(begin)

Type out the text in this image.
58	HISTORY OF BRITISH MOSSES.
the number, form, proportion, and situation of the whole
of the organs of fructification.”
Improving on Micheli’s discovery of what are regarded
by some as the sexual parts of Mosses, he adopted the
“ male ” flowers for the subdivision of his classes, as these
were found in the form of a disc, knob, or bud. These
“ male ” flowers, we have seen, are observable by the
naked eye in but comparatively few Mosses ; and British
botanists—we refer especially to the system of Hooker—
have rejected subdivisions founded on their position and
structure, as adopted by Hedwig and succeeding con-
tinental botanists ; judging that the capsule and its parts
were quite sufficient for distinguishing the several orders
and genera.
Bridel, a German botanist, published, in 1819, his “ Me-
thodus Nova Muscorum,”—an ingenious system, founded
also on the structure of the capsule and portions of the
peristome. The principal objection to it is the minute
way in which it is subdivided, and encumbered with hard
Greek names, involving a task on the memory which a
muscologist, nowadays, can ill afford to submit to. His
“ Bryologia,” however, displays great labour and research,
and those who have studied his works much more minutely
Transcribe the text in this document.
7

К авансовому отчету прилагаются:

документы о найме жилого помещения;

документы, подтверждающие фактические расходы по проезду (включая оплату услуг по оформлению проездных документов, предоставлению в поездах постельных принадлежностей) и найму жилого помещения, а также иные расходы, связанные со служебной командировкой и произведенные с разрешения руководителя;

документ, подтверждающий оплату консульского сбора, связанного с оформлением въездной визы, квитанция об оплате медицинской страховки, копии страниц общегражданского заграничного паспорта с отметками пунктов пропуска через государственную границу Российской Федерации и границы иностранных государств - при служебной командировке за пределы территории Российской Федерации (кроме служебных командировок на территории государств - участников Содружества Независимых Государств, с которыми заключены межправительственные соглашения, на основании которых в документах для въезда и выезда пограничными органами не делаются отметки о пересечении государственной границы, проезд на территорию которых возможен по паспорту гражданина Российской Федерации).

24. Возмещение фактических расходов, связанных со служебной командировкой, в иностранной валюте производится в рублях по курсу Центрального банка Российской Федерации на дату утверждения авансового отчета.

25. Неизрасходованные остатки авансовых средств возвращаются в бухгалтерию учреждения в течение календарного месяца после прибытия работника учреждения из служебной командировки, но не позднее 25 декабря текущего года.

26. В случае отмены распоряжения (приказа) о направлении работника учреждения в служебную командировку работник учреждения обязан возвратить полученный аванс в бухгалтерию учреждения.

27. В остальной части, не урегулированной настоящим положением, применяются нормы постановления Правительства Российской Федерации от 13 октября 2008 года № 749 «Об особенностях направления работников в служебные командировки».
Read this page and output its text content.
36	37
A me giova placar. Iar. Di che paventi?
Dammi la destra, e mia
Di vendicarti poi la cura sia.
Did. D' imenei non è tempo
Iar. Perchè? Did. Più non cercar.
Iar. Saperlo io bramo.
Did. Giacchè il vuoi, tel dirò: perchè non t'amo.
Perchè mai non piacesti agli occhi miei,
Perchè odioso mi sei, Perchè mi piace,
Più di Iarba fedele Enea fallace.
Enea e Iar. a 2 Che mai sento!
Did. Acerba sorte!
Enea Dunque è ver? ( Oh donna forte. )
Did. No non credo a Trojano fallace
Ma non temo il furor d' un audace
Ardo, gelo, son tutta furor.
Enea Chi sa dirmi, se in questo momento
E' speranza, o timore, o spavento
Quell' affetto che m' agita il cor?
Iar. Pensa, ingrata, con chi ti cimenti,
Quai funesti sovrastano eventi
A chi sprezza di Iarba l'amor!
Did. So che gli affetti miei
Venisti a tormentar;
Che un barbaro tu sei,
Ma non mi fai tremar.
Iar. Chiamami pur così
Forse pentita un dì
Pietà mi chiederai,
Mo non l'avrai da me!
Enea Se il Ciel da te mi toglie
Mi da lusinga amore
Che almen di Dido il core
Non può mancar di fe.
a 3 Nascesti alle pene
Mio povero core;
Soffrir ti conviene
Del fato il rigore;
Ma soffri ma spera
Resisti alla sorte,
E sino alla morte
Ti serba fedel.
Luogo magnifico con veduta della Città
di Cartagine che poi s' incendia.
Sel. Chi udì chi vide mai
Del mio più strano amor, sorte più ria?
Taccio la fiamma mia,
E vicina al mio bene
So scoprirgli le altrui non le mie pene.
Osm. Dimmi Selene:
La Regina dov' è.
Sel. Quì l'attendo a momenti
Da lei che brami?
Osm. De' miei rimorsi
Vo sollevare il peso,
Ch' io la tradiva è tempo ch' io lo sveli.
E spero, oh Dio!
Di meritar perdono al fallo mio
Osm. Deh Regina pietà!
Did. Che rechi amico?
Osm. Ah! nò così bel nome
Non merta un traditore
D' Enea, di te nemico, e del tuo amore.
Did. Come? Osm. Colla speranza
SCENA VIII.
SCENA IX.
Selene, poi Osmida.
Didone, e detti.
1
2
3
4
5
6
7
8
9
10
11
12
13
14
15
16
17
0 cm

(end)

• TO DO:
Check each line of the records for "служебной" and copy the ones that contain it.

• CORRECT OUTPUT:
документы, подтверждающие фактические расходы по проезду (включая оплату услуг по оформлению проездных документов, предоставлению в поездах постельных принадлежностей) и найму жилого помещения, а также иные расходы, связанные со служебной командировкой и произведенные с разрешения руководителя;
документ, подтверждающий оплату консульского сбора, связанного с оформлением въездной визы, квитанция об оплате медицинской страховки, копии страниц общегражданского заграничного паспорта с отметками пунктов пропуска через государственную границу Российской Федерации и границы иностранных государств - при служебной командировке за пределы территории Российской Федерации (кроме служебных командировок на территории государств - участников Содружества Независимых Государств, с которыми заключены межправительственные соглашения, на основании которых в документах для въезда и выезда пограничными органами не делаются отметки о пересечении государственной границы, проезд на территорию которых возможен по паспорту гражданина Российской Федерации).
24. Возмещение фактических расходов, связанных со служебной командировкой, в иностранной валюте производится в рублях по курсу Центрального банка Российской Федерации на дату утверждения авансового отчета.
25. Неизрасходованные остатки авансовых средств возвращаются в бухгалтерию учреждения в течение календарного месяца после прибытия работника учреждения из служебной командировки, но не позднее 25 декабря текущего года.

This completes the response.